═════ DATASET RECORDS

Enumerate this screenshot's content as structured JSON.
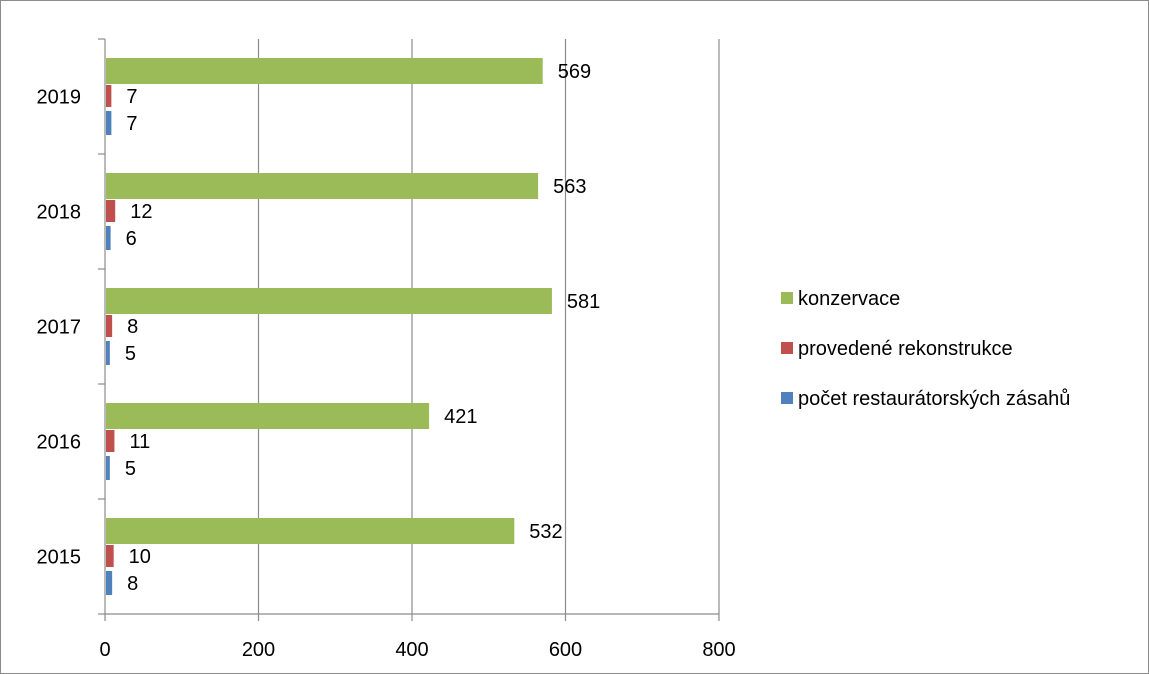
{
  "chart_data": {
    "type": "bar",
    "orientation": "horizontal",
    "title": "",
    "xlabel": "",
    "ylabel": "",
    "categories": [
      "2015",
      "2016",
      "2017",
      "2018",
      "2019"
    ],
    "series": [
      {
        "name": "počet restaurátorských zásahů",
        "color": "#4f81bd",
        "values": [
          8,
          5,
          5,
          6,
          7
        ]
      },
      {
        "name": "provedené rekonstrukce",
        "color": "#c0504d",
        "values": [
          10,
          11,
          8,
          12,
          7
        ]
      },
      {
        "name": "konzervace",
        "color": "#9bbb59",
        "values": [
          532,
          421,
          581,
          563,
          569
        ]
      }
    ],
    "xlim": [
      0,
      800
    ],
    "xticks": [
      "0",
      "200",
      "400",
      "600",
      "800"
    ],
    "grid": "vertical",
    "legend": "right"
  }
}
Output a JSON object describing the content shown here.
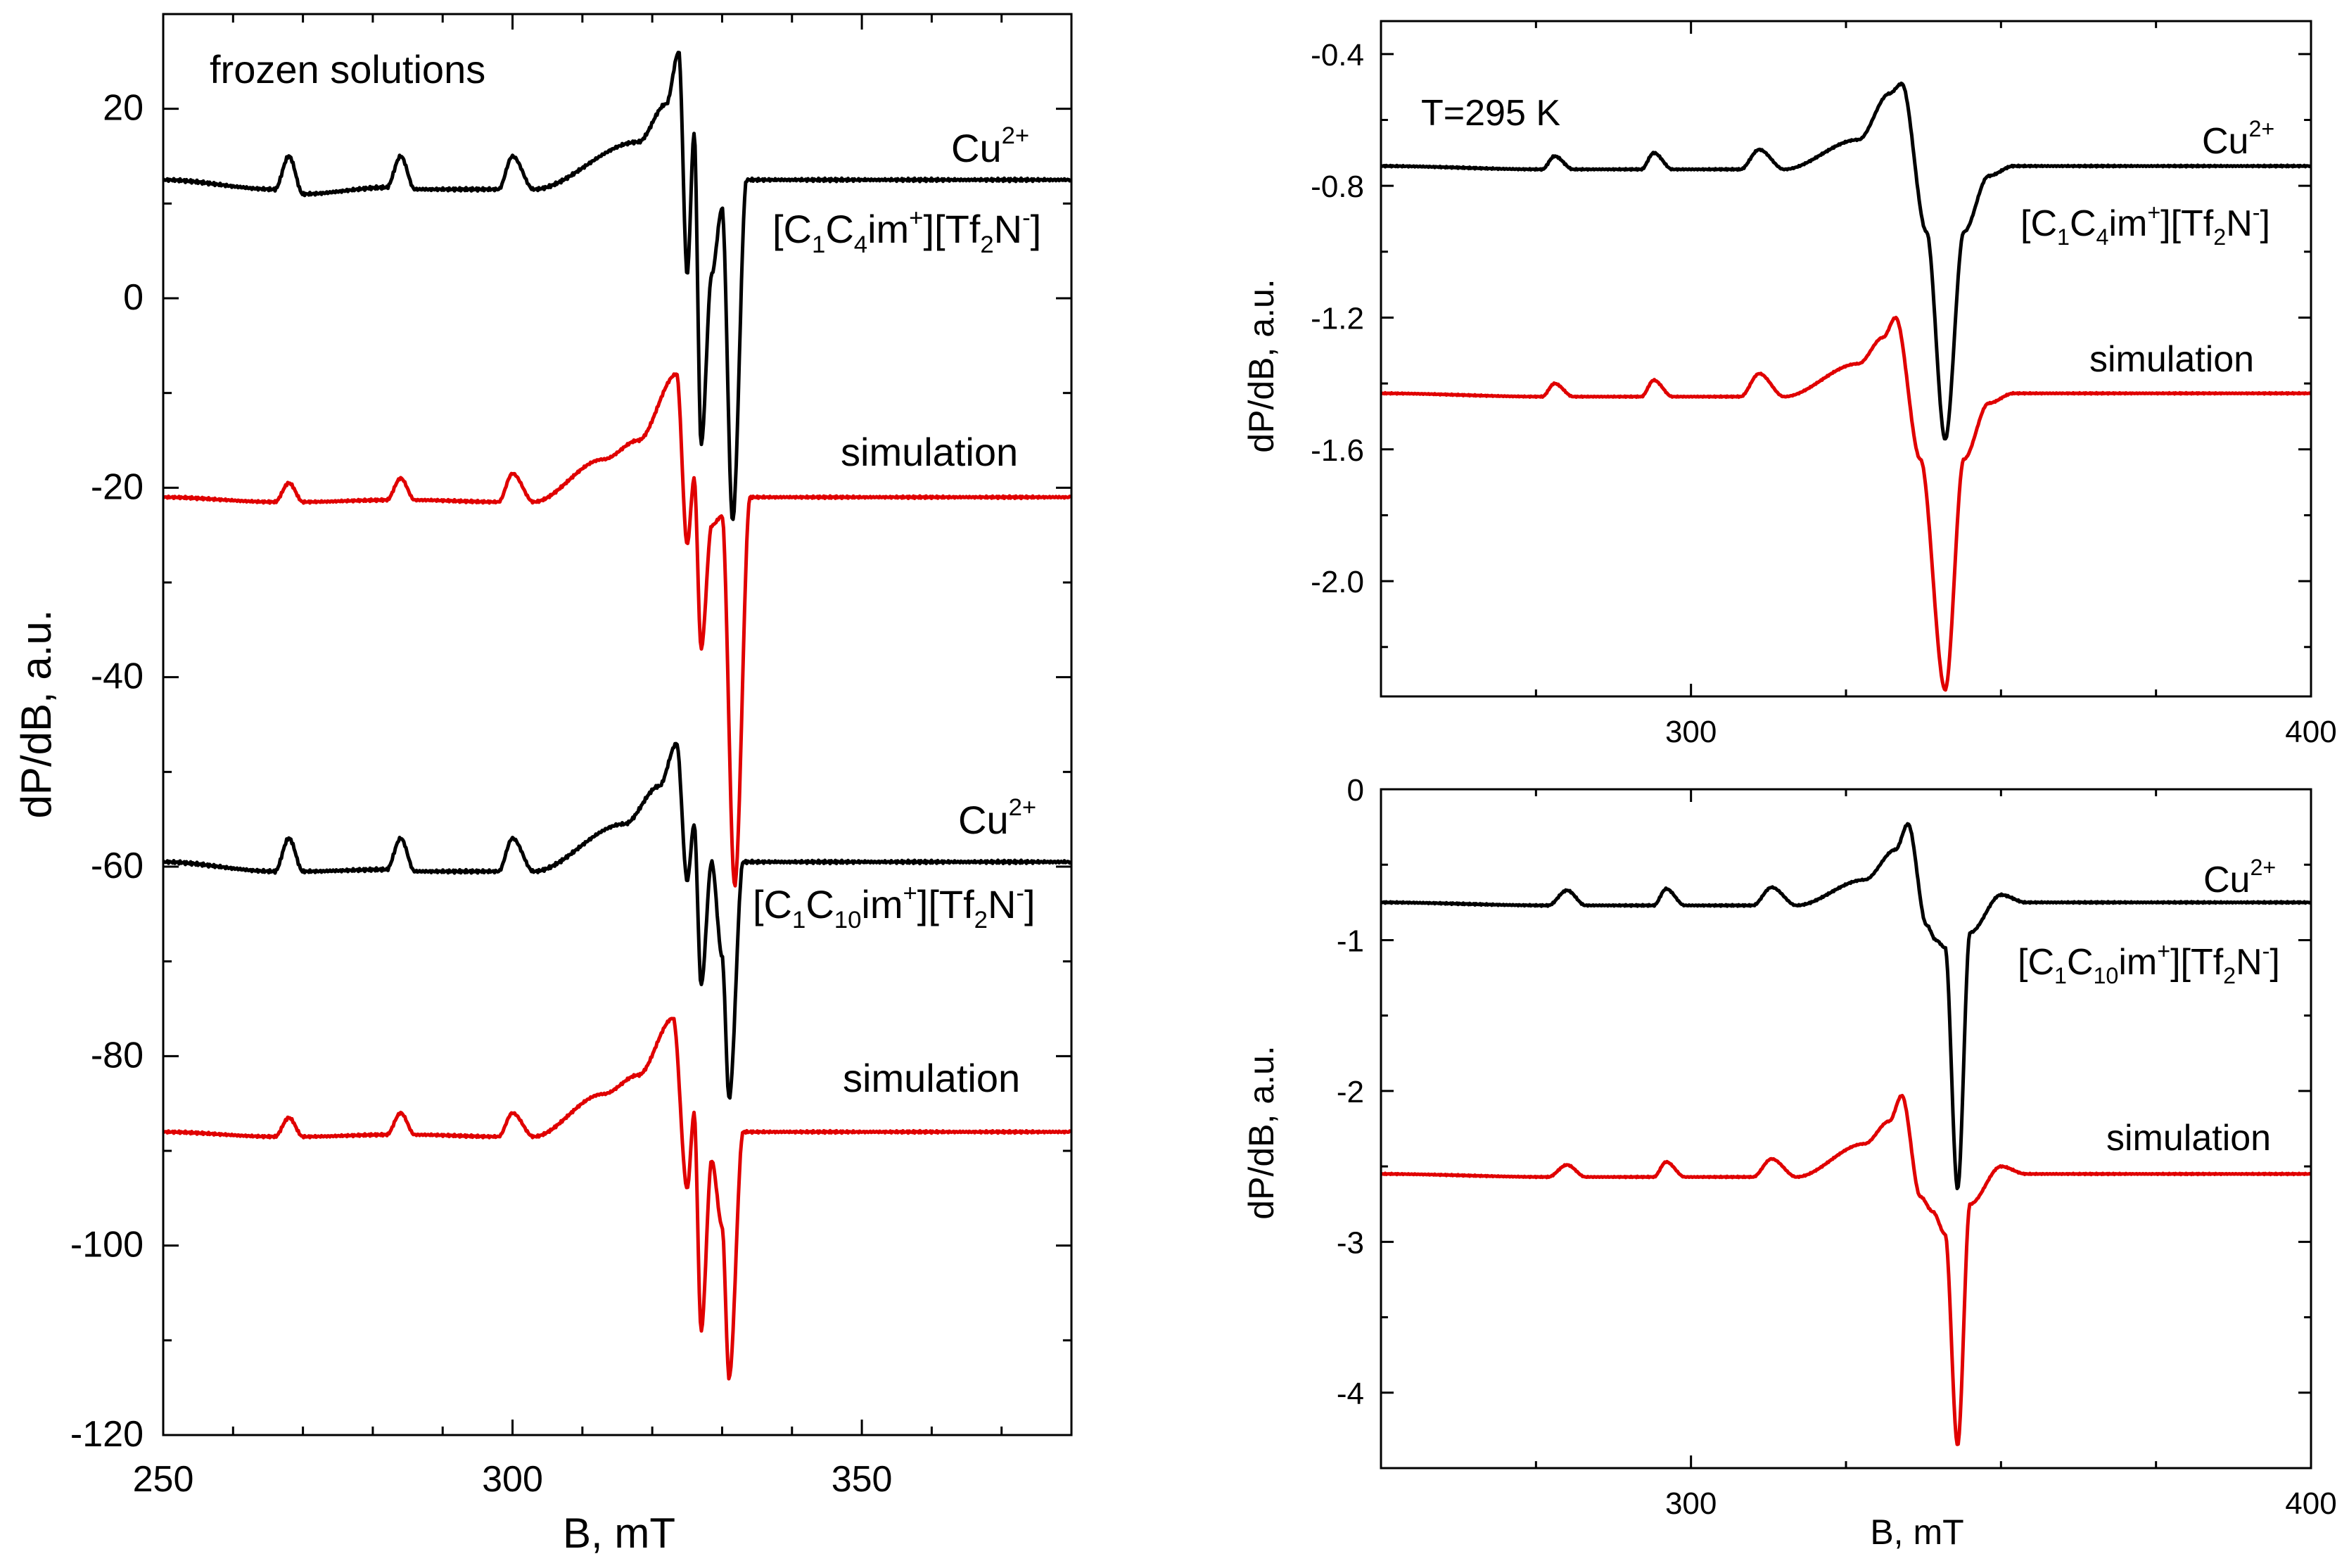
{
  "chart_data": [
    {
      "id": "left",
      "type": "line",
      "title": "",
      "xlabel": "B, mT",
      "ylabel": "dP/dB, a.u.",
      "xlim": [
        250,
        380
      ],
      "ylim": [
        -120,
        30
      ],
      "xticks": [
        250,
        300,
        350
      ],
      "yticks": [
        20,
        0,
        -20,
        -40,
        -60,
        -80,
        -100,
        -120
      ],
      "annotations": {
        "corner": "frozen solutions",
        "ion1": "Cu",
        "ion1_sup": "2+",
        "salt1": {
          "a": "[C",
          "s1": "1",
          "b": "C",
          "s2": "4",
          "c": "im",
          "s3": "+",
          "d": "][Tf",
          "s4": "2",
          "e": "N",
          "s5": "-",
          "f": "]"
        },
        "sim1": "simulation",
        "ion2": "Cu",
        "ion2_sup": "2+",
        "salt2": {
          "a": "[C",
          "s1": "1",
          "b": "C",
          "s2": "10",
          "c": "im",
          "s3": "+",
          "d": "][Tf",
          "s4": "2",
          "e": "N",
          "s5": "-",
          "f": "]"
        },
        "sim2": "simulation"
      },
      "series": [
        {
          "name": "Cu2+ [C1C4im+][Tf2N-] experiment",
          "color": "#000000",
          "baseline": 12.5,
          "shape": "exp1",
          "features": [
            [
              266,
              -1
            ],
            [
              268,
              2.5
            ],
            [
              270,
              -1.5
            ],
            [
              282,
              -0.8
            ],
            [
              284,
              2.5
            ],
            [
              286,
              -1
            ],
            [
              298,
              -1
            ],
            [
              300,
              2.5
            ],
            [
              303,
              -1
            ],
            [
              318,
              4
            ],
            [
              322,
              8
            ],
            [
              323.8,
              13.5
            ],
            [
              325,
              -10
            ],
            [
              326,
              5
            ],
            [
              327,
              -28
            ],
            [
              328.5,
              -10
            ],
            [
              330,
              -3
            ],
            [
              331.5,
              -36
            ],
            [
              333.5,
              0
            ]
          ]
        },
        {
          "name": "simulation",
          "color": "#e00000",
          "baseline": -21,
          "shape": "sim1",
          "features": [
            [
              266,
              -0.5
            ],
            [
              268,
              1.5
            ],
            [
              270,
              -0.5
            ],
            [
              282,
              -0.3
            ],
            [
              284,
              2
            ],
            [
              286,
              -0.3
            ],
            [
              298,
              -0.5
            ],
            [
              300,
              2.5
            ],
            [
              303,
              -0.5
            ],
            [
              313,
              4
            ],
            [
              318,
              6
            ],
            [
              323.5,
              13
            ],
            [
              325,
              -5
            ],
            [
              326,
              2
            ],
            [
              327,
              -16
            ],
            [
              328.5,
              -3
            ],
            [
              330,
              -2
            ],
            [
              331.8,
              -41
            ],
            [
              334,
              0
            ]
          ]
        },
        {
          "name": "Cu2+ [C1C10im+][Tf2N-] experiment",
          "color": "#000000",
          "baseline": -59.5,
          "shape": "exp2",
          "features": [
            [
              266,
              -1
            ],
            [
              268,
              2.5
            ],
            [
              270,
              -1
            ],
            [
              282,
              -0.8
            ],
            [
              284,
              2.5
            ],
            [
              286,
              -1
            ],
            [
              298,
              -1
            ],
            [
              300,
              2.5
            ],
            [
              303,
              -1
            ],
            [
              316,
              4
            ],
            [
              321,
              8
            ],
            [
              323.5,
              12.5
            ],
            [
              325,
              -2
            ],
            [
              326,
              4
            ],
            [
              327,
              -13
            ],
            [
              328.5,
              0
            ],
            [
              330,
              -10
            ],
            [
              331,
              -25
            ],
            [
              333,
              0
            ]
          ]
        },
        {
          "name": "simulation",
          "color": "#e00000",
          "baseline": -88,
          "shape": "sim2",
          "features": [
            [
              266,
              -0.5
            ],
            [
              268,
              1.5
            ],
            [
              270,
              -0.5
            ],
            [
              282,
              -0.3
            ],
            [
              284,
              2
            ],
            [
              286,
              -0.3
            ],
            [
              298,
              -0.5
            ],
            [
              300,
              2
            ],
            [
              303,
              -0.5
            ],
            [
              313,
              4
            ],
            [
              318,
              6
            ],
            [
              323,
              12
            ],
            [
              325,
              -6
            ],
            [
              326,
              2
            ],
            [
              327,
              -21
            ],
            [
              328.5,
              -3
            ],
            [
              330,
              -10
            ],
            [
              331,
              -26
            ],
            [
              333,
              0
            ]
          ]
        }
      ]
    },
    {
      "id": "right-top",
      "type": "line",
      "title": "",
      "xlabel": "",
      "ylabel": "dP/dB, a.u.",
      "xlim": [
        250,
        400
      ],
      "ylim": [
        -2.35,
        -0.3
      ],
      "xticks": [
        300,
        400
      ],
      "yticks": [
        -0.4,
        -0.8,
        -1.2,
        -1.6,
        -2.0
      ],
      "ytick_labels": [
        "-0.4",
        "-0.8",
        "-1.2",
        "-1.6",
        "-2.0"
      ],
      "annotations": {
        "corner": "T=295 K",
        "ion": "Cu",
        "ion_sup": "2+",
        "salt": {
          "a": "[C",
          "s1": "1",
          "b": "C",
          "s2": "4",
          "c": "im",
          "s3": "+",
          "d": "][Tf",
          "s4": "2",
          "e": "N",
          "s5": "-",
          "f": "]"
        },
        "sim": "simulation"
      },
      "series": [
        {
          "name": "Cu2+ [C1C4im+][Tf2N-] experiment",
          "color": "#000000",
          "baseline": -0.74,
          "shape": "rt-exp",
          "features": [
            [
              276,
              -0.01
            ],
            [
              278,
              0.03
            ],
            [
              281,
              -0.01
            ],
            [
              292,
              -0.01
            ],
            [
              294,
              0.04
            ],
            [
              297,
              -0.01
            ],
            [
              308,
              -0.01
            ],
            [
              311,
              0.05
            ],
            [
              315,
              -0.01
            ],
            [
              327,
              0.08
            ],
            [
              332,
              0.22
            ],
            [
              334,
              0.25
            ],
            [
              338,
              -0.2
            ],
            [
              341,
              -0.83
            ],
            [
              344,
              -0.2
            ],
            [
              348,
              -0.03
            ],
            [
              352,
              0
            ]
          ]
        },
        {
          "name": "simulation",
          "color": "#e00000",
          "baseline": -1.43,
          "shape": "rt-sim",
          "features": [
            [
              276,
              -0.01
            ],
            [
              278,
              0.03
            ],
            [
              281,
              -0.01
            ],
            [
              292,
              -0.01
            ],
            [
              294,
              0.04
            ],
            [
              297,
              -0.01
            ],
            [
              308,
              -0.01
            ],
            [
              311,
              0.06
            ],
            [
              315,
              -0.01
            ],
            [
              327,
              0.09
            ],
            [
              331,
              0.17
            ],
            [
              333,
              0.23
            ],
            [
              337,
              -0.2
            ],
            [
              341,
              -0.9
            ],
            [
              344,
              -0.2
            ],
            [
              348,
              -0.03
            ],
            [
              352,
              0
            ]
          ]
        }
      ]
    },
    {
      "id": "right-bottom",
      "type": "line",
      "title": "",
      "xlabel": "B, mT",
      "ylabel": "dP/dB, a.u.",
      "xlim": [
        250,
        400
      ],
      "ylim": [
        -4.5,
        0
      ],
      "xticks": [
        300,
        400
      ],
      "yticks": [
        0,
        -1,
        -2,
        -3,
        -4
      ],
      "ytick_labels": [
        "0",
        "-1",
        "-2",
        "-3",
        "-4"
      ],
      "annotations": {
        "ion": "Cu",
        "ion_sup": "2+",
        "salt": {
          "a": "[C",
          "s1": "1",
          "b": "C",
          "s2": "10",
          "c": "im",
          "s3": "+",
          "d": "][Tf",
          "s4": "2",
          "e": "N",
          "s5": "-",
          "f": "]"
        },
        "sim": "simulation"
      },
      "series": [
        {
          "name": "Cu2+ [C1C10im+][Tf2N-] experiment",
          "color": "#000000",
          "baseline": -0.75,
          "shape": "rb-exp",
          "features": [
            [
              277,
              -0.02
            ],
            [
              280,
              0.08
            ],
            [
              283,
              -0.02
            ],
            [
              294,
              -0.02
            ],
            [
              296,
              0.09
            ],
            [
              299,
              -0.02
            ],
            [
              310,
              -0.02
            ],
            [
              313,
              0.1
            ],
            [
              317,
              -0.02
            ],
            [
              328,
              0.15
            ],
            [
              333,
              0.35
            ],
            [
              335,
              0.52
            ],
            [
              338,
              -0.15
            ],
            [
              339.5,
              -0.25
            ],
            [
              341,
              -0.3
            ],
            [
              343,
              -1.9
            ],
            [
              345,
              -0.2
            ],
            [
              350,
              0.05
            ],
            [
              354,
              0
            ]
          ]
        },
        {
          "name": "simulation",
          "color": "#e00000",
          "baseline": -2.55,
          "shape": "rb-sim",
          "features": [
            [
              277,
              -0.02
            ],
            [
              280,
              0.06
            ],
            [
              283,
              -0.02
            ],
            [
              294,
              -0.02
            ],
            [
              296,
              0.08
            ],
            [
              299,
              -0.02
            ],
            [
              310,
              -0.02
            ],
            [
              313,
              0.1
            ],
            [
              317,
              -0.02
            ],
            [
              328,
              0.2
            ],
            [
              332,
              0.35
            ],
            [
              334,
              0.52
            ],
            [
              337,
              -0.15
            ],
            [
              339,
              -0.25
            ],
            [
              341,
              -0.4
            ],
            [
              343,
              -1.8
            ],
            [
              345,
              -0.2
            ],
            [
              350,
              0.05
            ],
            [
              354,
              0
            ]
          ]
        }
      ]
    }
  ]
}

══════════

§ **EXERCISE DIRECTIONS**
Every line that holds the word "content" should be extracted.

§ **SOLUTION FOR THIS TASK**
Enumerate this screenshot's content as structured JSON.
Output a JSON object describing the content shown here.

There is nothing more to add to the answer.